From the entries below, work out the number of lines that hold the word "right", and give that number alone.

→ **DATASET EXCERPTS**:

*-*-*

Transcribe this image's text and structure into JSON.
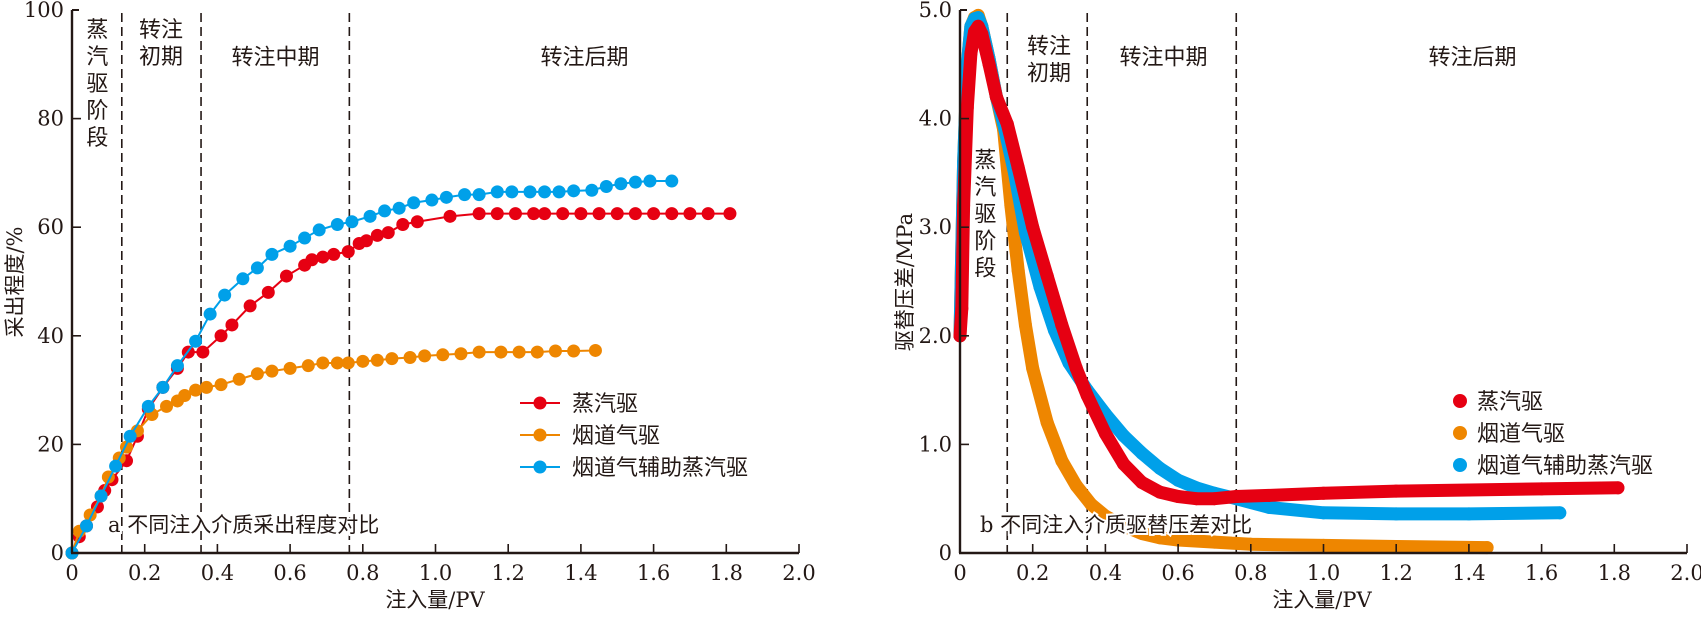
{
  "chart_data": [
    {
      "id": "a",
      "type": "line",
      "title": "",
      "caption": "a 不同注入介质采出程度对比",
      "xlabel": "注入量/PV",
      "ylabel": "采出程度/%",
      "xlim": [
        0,
        2.0
      ],
      "ylim": [
        0,
        100
      ],
      "xticks": [
        0,
        0.2,
        0.4,
        0.6,
        0.8,
        1.0,
        1.2,
        1.4,
        1.6,
        1.8,
        2.0
      ],
      "xtick_labels": [
        "0",
        "0.2",
        "0.4",
        "0.6",
        "0.8",
        "1.0",
        "1.2",
        "1.4",
        "1.6",
        "1.8",
        "2.0"
      ],
      "yticks": [
        0,
        20,
        40,
        60,
        80,
        100
      ],
      "ytick_labels": [
        "0",
        "20",
        "40",
        "60",
        "80",
        "100"
      ],
      "grid": false,
      "legend_position": "bottom-right",
      "stage_boundaries": [
        0.137,
        0.355,
        0.763
      ],
      "stages": [
        {
          "label": "蒸汽驱阶段",
          "vertical": true,
          "x": 0.07,
          "y": 95
        },
        {
          "label": "转注初期",
          "wrap": [
            "转注",
            "初期"
          ],
          "x": 0.245,
          "y": 95
        },
        {
          "label": "转注中期",
          "x": 0.56,
          "y": 90
        },
        {
          "label": "转注后期",
          "x": 1.41,
          "y": 90
        }
      ],
      "series": [
        {
          "name": "蒸汽驱",
          "color": "#e60012",
          "marker": "circle",
          "x": [
            0,
            0.02,
            0.04,
            0.07,
            0.09,
            0.11,
            0.15,
            0.18,
            0.21,
            0.25,
            0.29,
            0.32,
            0.36,
            0.41,
            0.44,
            0.49,
            0.54,
            0.59,
            0.64,
            0.66,
            0.69,
            0.72,
            0.76,
            0.79,
            0.81,
            0.84,
            0.87,
            0.91,
            0.95,
            1.04,
            1.12,
            1.17,
            1.22,
            1.27,
            1.3,
            1.35,
            1.4,
            1.45,
            1.5,
            1.55,
            1.6,
            1.65,
            1.7,
            1.75,
            1.81
          ],
          "y": [
            0,
            3.0,
            5.0,
            8.5,
            11.5,
            13.5,
            17.0,
            21.5,
            26.5,
            30.5,
            34.0,
            37.0,
            37.0,
            40.0,
            42.0,
            45.5,
            48.0,
            51.0,
            53.0,
            54.0,
            54.5,
            55.0,
            55.5,
            57.0,
            57.5,
            58.5,
            59.0,
            60.5,
            61.0,
            62.0,
            62.5,
            62.5,
            62.5,
            62.5,
            62.5,
            62.5,
            62.5,
            62.5,
            62.5,
            62.5,
            62.5,
            62.5,
            62.5,
            62.5,
            62.5
          ]
        },
        {
          "name": "烟道气驱",
          "color": "#ee8600",
          "marker": "circle",
          "x": [
            0,
            0.02,
            0.05,
            0.08,
            0.1,
            0.13,
            0.15,
            0.18,
            0.22,
            0.26,
            0.29,
            0.31,
            0.34,
            0.37,
            0.41,
            0.46,
            0.51,
            0.55,
            0.6,
            0.65,
            0.69,
            0.73,
            0.76,
            0.8,
            0.84,
            0.88,
            0.93,
            0.97,
            1.02,
            1.07,
            1.12,
            1.18,
            1.23,
            1.28,
            1.33,
            1.38,
            1.44
          ],
          "y": [
            0,
            4.0,
            7.0,
            10.5,
            14.0,
            17.5,
            19.5,
            22.5,
            25.5,
            27.0,
            28.0,
            29.0,
            30.0,
            30.5,
            31.0,
            32.0,
            33.0,
            33.5,
            34.0,
            34.5,
            35.0,
            35.0,
            35.0,
            35.3,
            35.5,
            35.8,
            36.0,
            36.3,
            36.5,
            36.7,
            37.0,
            37.0,
            37.0,
            37.0,
            37.2,
            37.2,
            37.3
          ]
        },
        {
          "name": "烟道气辅助蒸汽驱",
          "color": "#00a0e9",
          "marker": "circle",
          "x": [
            0,
            0.04,
            0.08,
            0.12,
            0.16,
            0.21,
            0.25,
            0.29,
            0.34,
            0.38,
            0.42,
            0.47,
            0.51,
            0.55,
            0.6,
            0.64,
            0.68,
            0.73,
            0.77,
            0.82,
            0.86,
            0.9,
            0.94,
            0.99,
            1.03,
            1.08,
            1.12,
            1.17,
            1.21,
            1.26,
            1.3,
            1.34,
            1.38,
            1.43,
            1.47,
            1.51,
            1.55,
            1.59,
            1.65
          ],
          "y": [
            0,
            5.0,
            10.5,
            16.0,
            21.5,
            27.0,
            30.5,
            34.5,
            39.0,
            44.0,
            47.5,
            50.5,
            52.5,
            55.0,
            56.5,
            58.0,
            59.5,
            60.5,
            61.0,
            62.0,
            63.0,
            63.5,
            64.5,
            65.0,
            65.5,
            66.0,
            66.0,
            66.5,
            66.5,
            66.5,
            66.5,
            66.5,
            66.7,
            66.8,
            67.5,
            68.0,
            68.3,
            68.5,
            68.5
          ]
        }
      ]
    },
    {
      "id": "b",
      "type": "scatter",
      "title": "",
      "caption": "b 不同注入介质驱替压差对比",
      "xlabel": "注入量/PV",
      "ylabel": "驱替压差/MPa",
      "xlim": [
        0,
        2.0
      ],
      "ylim": [
        0,
        5.0
      ],
      "xticks": [
        0,
        0.2,
        0.4,
        0.6,
        0.8,
        1.0,
        1.2,
        1.4,
        1.6,
        1.8,
        2.0
      ],
      "xtick_labels": [
        "0",
        "0.2",
        "0.4",
        "0.6",
        "0.8",
        "1.0",
        "1.2",
        "1.4",
        "1.6",
        "1.8",
        "2.0"
      ],
      "yticks": [
        0,
        1.0,
        2.0,
        3.0,
        4.0,
        5.0
      ],
      "ytick_labels": [
        "0",
        "1.0",
        "2.0",
        "3.0",
        "4.0",
        "5.0"
      ],
      "grid": false,
      "legend_position": "right",
      "stage_boundaries": [
        0.13,
        0.35,
        0.76
      ],
      "stages": [
        {
          "label": "蒸汽驱阶段",
          "vertical": true,
          "x": 0.07,
          "y": 3.55
        },
        {
          "label": "转注初期",
          "wrap": [
            "转注",
            "初期"
          ],
          "x": 0.245,
          "y": 4.6
        },
        {
          "label": "转注中期",
          "x": 0.56,
          "y": 4.5
        },
        {
          "label": "转注后期",
          "x": 1.41,
          "y": 4.5
        }
      ],
      "series": [
        {
          "name": "蒸汽驱",
          "color": "#e60012",
          "marker": "circle",
          "x": [
            0,
            0.005,
            0.01,
            0.02,
            0.03,
            0.04,
            0.05,
            0.06,
            0.08,
            0.1,
            0.13,
            0.16,
            0.2,
            0.24,
            0.28,
            0.32,
            0.35,
            0.4,
            0.45,
            0.5,
            0.55,
            0.6,
            0.65,
            0.7,
            0.76,
            0.85,
            1.0,
            1.2,
            1.4,
            1.6,
            1.81
          ],
          "y": [
            2.0,
            2.25,
            3.2,
            4.1,
            4.6,
            4.8,
            4.85,
            4.78,
            4.5,
            4.2,
            3.95,
            3.55,
            3.0,
            2.55,
            2.1,
            1.7,
            1.45,
            1.1,
            0.82,
            0.65,
            0.56,
            0.52,
            0.5,
            0.5,
            0.52,
            0.53,
            0.55,
            0.57,
            0.58,
            0.59,
            0.6
          ]
        },
        {
          "name": "烟道气驱",
          "color": "#ee8600",
          "marker": "circle",
          "x": [
            0,
            0.01,
            0.02,
            0.03,
            0.04,
            0.05,
            0.06,
            0.08,
            0.1,
            0.12,
            0.14,
            0.16,
            0.18,
            0.2,
            0.24,
            0.28,
            0.32,
            0.36,
            0.4,
            0.45,
            0.5,
            0.55,
            0.6,
            0.7,
            0.8,
            1.0,
            1.2,
            1.45
          ],
          "y": [
            2.0,
            3.6,
            4.5,
            4.85,
            4.93,
            4.95,
            4.85,
            4.55,
            4.2,
            3.9,
            3.2,
            2.6,
            2.1,
            1.7,
            1.2,
            0.85,
            0.62,
            0.45,
            0.34,
            0.25,
            0.18,
            0.14,
            0.12,
            0.1,
            0.08,
            0.07,
            0.06,
            0.05
          ]
        },
        {
          "name": "烟道气辅助蒸汽驱",
          "color": "#00a0e9",
          "marker": "circle",
          "x": [
            0,
            0.01,
            0.02,
            0.03,
            0.04,
            0.05,
            0.06,
            0.08,
            0.1,
            0.12,
            0.15,
            0.18,
            0.22,
            0.26,
            0.3,
            0.35,
            0.4,
            0.45,
            0.5,
            0.55,
            0.6,
            0.65,
            0.7,
            0.76,
            0.85,
            1.0,
            1.2,
            1.4,
            1.65
          ],
          "y": [
            2.0,
            3.6,
            4.5,
            4.85,
            4.92,
            4.93,
            4.85,
            4.55,
            4.2,
            3.95,
            3.5,
            2.95,
            2.45,
            2.05,
            1.75,
            1.5,
            1.28,
            1.08,
            0.92,
            0.78,
            0.67,
            0.6,
            0.55,
            0.5,
            0.42,
            0.37,
            0.36,
            0.36,
            0.37
          ]
        }
      ]
    }
  ]
}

*-*-*

→ **TASK ANSWER**: 2